| OBJECTIVE |
Scan the material that follows. Copy every line containing the word "浦发银行".

══ INFORMATION GIVEN

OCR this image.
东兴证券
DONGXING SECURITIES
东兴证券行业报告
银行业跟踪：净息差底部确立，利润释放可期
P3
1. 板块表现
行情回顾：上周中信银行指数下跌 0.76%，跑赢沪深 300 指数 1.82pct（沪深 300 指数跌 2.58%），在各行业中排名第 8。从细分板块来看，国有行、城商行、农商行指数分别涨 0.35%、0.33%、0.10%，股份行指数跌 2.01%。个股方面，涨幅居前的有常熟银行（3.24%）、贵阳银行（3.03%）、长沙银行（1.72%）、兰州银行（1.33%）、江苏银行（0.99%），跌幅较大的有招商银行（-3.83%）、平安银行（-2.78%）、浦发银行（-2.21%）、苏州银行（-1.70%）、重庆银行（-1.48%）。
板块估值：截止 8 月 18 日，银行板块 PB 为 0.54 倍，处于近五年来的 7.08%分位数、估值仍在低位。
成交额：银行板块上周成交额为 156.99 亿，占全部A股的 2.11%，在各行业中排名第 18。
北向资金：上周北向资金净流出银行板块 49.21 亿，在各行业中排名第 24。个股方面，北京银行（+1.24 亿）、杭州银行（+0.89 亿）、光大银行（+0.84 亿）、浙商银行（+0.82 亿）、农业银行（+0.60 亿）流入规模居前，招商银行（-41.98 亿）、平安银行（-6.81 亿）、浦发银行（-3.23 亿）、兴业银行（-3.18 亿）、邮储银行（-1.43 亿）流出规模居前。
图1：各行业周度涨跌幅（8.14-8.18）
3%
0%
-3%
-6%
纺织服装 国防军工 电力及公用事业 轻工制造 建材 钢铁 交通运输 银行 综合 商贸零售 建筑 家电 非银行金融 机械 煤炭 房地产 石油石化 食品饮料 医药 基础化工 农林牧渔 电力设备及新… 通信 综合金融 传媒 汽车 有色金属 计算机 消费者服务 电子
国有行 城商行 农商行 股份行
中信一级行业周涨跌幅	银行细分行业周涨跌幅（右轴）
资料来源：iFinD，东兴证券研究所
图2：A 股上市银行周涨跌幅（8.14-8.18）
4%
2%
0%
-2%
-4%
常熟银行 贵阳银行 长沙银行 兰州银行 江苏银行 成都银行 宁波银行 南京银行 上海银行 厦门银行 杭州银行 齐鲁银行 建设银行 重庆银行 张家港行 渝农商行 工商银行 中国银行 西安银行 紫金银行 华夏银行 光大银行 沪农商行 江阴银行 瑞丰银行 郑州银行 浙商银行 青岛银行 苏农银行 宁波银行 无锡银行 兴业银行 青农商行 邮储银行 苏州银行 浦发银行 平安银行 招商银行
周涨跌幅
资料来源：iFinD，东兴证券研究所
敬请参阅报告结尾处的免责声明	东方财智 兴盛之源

════

| CORRECT RESULT |
行情回顾：上周中信银行指数下跌 0.76%，跑赢沪深 300 指数 1.82pct（沪深 300 指数跌 2.58%），在各行业中排名第 8。从细分板块来看，国有行、城商行、农商行指数分别涨 0.35%、0.33%、0.10%，股份行指数跌 2.01%。个股方面，涨幅居前的有常熟银行（3.24%）、贵阳银行（3.03%）、长沙银行（1.72%）、兰州银行（1.33%）、江苏银行（0.99%），跌幅较大的有招商银行（-3.83%）、平安银行（-2.78%）、浦发银行（-2.21%）、苏州银行（-1.70%）、重庆银行（-1.48%）。
北向资金：上周北向资金净流出银行板块 49.21 亿，在各行业中排名第 24。个股方面，北京银行（+1.24 亿）、杭州银行（+0.89 亿）、光大银行（+0.84 亿）、浙商银行（+0.82 亿）、农业银行（+0.60 亿）流入规模居前，招商银行（-41.98 亿）、平安银行（-6.81 亿）、浦发银行（-3.23 亿）、兴业银行（-3.18 亿）、邮储银行（-1.43 亿）流出规模居前。
常熟银行 贵阳银行 长沙银行 兰州银行 江苏银行 成都银行 宁波银行 南京银行 上海银行 厦门银行 杭州银行 齐鲁银行 建设银行 重庆银行 张家港行 渝农商行 工商银行 中国银行 西安银行 紫金银行 华夏银行 光大银行 沪农商行 江阴银行 瑞丰银行 郑州银行 浙商银行 青岛银行 苏农银行 宁波银行 无锡银行 兴业银行 青农商行 邮储银行 苏州银行 浦发银行 平安银行 招商银行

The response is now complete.